## PROBLEM DESCRIPTION
How many lines of these entries hold the string "necessary"? Reply with the number alone.

——

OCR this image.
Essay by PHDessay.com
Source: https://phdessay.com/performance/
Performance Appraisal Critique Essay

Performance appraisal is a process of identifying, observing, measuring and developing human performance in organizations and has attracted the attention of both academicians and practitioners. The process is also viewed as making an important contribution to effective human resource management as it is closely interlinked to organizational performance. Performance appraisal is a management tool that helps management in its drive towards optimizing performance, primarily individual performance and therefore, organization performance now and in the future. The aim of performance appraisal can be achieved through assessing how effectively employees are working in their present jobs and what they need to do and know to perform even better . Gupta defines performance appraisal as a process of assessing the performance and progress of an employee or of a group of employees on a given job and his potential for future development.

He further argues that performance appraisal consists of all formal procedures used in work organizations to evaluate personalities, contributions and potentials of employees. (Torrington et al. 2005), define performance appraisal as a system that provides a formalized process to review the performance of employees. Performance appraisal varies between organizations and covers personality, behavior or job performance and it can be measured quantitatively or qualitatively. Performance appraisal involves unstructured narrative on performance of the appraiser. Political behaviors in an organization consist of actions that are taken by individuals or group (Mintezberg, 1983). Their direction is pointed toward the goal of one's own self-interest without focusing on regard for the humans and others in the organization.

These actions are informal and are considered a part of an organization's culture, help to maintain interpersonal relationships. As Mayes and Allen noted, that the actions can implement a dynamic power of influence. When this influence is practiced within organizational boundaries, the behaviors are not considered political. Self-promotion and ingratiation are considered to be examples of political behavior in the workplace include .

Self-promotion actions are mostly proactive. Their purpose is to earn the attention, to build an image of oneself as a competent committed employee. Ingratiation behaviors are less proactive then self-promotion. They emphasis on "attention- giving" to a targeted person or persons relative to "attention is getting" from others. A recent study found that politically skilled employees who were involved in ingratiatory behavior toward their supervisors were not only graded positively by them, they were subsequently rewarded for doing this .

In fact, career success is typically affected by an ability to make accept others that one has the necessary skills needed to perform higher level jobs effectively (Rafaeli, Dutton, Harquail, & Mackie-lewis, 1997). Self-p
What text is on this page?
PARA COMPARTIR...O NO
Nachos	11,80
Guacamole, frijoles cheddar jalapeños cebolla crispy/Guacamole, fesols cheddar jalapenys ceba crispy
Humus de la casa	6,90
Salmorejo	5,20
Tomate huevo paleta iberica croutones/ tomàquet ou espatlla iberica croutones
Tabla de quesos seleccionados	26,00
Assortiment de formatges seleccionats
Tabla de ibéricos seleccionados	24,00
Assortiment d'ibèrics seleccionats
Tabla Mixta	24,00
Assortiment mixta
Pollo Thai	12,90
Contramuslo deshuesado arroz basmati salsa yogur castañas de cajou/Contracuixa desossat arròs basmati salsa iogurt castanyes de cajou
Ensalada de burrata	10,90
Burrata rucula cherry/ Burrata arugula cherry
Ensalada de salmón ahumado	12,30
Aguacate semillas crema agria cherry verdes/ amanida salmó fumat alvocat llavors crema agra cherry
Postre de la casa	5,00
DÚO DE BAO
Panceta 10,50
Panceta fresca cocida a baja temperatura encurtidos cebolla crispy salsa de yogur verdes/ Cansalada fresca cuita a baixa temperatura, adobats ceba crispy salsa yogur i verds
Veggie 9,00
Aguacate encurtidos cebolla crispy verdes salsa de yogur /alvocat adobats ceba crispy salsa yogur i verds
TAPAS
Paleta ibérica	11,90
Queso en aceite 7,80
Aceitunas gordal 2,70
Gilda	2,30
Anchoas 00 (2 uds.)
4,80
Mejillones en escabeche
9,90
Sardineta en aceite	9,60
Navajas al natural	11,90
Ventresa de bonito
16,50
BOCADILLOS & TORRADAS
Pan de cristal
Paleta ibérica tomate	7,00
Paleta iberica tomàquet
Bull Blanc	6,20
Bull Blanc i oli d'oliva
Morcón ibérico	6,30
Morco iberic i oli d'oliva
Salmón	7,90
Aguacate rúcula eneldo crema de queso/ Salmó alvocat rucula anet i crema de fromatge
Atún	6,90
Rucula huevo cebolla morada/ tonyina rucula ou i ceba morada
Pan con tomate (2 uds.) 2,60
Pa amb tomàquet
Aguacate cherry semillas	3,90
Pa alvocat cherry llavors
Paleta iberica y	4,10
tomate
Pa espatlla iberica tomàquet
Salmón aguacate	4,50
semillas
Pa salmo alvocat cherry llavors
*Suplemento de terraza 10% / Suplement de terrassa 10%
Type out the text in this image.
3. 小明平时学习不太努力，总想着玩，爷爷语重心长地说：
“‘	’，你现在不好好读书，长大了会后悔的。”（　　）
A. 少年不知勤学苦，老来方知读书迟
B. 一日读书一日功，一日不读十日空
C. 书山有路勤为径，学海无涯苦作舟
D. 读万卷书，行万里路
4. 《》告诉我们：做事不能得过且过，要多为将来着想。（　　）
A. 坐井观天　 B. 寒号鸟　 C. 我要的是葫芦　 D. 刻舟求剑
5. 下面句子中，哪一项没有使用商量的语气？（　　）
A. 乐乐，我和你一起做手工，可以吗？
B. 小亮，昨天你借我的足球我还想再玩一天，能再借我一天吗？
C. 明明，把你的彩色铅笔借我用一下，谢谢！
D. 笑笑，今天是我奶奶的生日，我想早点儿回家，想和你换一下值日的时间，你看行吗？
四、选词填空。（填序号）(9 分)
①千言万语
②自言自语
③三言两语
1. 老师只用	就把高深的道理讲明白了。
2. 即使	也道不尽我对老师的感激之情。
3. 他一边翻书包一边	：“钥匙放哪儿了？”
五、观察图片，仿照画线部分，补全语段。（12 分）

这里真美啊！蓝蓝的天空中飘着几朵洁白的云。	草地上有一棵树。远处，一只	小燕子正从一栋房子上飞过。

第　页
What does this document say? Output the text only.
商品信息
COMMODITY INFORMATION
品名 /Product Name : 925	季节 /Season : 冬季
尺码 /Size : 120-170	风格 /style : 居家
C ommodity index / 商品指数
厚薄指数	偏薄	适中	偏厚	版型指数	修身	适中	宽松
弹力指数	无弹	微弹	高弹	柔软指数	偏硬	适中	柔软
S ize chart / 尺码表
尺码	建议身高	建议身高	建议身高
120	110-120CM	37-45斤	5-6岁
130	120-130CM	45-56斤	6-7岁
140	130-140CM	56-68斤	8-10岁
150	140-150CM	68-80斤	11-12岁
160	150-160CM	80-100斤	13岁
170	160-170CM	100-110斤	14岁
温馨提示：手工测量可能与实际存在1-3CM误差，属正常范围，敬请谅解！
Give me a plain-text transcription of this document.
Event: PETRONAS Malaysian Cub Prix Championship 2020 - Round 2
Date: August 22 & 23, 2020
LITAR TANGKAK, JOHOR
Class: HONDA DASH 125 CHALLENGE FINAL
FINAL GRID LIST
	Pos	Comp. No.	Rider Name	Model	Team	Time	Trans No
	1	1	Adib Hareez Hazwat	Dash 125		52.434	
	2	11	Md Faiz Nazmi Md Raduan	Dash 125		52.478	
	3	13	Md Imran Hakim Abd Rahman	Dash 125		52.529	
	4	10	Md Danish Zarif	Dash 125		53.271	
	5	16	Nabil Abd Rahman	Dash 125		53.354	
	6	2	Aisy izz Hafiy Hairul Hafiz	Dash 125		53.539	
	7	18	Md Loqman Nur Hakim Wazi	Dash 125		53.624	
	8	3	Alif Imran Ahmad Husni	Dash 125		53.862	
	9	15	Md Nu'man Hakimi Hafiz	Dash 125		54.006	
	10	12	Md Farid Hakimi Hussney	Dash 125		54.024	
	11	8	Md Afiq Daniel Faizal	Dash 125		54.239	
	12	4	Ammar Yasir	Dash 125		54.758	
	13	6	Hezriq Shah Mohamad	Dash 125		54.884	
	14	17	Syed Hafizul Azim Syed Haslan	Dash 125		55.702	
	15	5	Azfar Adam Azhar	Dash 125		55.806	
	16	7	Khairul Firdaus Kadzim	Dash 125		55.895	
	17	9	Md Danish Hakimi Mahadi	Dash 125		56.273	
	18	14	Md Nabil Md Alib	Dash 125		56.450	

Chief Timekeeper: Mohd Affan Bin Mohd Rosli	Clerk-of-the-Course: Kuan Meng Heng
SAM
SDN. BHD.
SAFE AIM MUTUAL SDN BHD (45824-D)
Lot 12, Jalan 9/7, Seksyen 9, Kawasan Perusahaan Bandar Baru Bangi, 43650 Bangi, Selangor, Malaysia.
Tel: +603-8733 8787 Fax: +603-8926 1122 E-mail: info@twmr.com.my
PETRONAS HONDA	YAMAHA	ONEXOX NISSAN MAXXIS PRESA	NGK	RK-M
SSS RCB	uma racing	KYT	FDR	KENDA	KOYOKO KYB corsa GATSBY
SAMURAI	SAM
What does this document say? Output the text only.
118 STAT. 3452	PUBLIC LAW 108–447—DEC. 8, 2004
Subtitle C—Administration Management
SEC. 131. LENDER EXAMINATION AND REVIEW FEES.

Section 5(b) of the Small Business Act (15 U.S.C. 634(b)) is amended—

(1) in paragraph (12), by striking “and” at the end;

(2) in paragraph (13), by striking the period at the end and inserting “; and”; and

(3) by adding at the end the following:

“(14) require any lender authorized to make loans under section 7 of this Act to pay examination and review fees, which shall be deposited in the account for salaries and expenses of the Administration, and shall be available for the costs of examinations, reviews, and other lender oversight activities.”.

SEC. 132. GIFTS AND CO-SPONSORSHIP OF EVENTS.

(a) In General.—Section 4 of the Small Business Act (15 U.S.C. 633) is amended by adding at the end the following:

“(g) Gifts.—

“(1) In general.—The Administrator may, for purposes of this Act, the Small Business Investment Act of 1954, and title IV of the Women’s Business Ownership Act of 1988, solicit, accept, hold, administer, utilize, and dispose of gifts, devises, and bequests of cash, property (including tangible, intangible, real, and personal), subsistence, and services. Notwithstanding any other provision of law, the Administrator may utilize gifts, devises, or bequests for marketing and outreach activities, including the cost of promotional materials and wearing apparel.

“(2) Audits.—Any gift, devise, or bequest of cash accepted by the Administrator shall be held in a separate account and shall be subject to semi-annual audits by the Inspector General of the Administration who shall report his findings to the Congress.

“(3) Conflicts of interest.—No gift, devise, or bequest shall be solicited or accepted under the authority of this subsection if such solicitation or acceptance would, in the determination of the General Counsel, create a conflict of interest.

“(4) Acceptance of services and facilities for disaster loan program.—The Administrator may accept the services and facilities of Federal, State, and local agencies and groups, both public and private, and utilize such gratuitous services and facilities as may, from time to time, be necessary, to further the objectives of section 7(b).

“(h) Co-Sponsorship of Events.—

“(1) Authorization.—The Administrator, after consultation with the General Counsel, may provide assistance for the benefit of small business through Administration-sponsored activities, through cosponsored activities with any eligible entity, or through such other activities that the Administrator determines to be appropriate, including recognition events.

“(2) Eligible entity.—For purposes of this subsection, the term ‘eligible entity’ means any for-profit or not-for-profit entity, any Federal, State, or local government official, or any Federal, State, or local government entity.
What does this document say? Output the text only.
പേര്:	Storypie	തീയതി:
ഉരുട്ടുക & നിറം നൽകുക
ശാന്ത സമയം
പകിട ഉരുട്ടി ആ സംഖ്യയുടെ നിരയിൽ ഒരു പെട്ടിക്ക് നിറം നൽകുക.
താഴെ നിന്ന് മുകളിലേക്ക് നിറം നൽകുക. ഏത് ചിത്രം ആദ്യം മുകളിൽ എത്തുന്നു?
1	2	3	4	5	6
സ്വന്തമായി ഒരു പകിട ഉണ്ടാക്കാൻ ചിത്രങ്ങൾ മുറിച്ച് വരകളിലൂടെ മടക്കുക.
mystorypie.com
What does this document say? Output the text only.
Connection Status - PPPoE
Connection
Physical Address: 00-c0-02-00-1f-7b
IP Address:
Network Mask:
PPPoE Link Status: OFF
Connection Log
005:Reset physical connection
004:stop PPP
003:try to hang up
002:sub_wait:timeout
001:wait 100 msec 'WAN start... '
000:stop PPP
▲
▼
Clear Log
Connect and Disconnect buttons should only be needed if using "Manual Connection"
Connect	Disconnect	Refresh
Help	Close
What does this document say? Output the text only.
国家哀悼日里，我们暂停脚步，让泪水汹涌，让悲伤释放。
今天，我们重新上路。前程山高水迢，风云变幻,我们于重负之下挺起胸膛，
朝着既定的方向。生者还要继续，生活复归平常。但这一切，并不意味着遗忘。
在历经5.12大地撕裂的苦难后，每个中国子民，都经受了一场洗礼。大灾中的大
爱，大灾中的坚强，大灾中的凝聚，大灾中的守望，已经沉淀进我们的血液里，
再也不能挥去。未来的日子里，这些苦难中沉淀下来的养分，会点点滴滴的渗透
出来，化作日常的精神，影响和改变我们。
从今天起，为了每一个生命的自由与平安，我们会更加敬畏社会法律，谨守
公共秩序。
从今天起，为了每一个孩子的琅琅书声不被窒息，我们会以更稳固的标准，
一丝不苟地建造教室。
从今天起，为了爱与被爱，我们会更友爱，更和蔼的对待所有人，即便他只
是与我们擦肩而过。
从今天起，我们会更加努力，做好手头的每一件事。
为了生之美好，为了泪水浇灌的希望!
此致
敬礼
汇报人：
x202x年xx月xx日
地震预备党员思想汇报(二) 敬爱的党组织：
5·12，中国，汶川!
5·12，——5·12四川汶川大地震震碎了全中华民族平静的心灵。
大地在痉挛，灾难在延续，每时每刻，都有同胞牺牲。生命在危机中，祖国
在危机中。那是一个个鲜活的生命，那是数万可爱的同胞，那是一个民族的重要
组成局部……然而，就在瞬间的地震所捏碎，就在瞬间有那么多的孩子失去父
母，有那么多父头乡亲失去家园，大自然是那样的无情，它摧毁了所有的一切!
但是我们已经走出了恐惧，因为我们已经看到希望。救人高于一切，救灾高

——

## EXERCISE RESULT
2